• Given problem: Write out every record in full, exactly as written, please.

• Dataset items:
--- Start ---
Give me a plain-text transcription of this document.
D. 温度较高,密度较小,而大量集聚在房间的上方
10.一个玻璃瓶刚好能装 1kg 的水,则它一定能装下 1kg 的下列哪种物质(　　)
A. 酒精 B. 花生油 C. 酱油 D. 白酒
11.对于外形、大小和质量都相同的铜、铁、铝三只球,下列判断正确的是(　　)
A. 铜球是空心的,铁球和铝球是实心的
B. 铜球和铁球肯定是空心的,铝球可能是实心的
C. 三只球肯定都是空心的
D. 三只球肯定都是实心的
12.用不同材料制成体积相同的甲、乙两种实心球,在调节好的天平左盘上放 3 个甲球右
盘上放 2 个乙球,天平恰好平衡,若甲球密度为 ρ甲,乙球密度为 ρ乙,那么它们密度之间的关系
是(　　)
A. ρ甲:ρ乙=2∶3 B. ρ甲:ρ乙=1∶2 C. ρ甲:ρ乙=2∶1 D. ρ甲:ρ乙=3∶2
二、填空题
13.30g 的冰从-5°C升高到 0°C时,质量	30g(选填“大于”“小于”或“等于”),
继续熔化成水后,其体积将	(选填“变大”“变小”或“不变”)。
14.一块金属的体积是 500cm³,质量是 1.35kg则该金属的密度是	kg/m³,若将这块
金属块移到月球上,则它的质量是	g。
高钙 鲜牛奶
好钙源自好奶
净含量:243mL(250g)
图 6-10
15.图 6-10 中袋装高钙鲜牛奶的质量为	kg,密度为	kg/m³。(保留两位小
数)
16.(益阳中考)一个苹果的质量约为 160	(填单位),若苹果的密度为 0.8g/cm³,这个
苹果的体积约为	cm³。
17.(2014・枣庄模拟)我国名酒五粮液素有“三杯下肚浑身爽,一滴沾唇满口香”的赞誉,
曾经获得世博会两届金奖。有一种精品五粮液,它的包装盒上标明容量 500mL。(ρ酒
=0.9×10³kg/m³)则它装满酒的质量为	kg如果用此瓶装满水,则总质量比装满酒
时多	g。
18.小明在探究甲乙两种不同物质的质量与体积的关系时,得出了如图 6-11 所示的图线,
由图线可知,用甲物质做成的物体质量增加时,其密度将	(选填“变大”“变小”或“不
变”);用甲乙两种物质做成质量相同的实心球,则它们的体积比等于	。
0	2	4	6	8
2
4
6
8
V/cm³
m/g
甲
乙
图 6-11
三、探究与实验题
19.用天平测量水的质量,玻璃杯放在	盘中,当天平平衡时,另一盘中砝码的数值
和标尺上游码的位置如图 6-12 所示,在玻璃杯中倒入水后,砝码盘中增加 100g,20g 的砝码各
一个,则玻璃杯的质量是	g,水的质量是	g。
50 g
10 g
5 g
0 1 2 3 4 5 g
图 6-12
--- End ---
• Result:
Give me a plain-text transcription of this document.
D. 温度较高,密度较小,而大量集聚在房间的上方
10.一个玻璃瓶刚好能装 1kg 的水,则它一定能装下 1kg 的下列哪种物质(　　)
A. 酒精 B. 花生油 C. 酱油 D. 白酒
11.对于外形、大小和质量都相同的铜、铁、铝三只球,下列判断正确的是(　　)
A. 铜球是空心的,铁球和铝球是实心的
B. 铜球和铁球肯定是空心的,铝球可能是实心的
C. 三只球肯定都是空心的
D. 三只球肯定都是实心的
12.用不同材料制成体积相同的甲、乙两种实心球,在调节好的天平左盘上放 3 个甲球右
盘上放 2 个乙球,天平恰好平衡,若甲球密度为 ρ甲,乙球密度为 ρ乙,那么它们密度之间的关系
是(　　)
A. ρ甲:ρ乙=2∶3 B. ρ甲:ρ乙=1∶2 C. ρ甲:ρ乙=2∶1 D. ρ甲:ρ乙=3∶2
二、填空题
13.30g 的冰从-5°C升高到 0°C时,质量	30g(选填“大于”“小于”或“等于”),
继续熔化成水后,其体积将	(选填“变大”“变小”或“不变”)。
14.一块金属的体积是 500cm³,质量是 1.35kg则该金属的密度是	kg/m³,若将这块
金属块移到月球上,则它的质量是	g。
高钙 鲜牛奶
好钙源自好奶
净含量:243mL(250g)
图 6-10
15.图 6-10 中袋装高钙鲜牛奶的质量为	kg,密度为	kg/m³。(保留两位小
数)
16.(益阳中考)一个苹果的质量约为 160	(填单位),若苹果的密度为 0.8g/cm³,这个
苹果的体积约为	cm³。
17.(2014・枣庄模拟)我国名酒五粮液素有“三杯下肚浑身爽,一滴沾唇满口香”的赞誉,
曾经获得世博会两届金奖。有一种精品五粮液,它的包装盒上标明容量 500mL。(ρ酒
=0.9×10³kg/m³)则它装满酒的质量为	kg如果用此瓶装满水,则总质量比装满酒
时多	g。
18.小明在探究甲乙两种不同物质的质量与体积的关系时,得出了如图 6-11 所示的图线,
由图线可知,用甲物质做成的物体质量增加时,其密度将	(选填“变大”“变小”或“不
变”);用甲乙两种物质做成质量相同的实心球,则它们的体积比等于	。
0	2	4	6	8
2
4
6
8
V/cm³
m/g
甲
乙
图 6-11
三、探究与实验题
19.用天平测量水的质量,玻璃杯放在	盘中,当天平平衡时,另一盘中砝码的数值
和标尺上游码的位置如图 6-12 所示,在玻璃杯中倒入水后,砝码盘中增加 100g,20g 的砝码各
一个,则玻璃杯的质量是	g,水的质量是	g。
50 g
10 g
5 g
0 1 2 3 4 5 g
图 6-12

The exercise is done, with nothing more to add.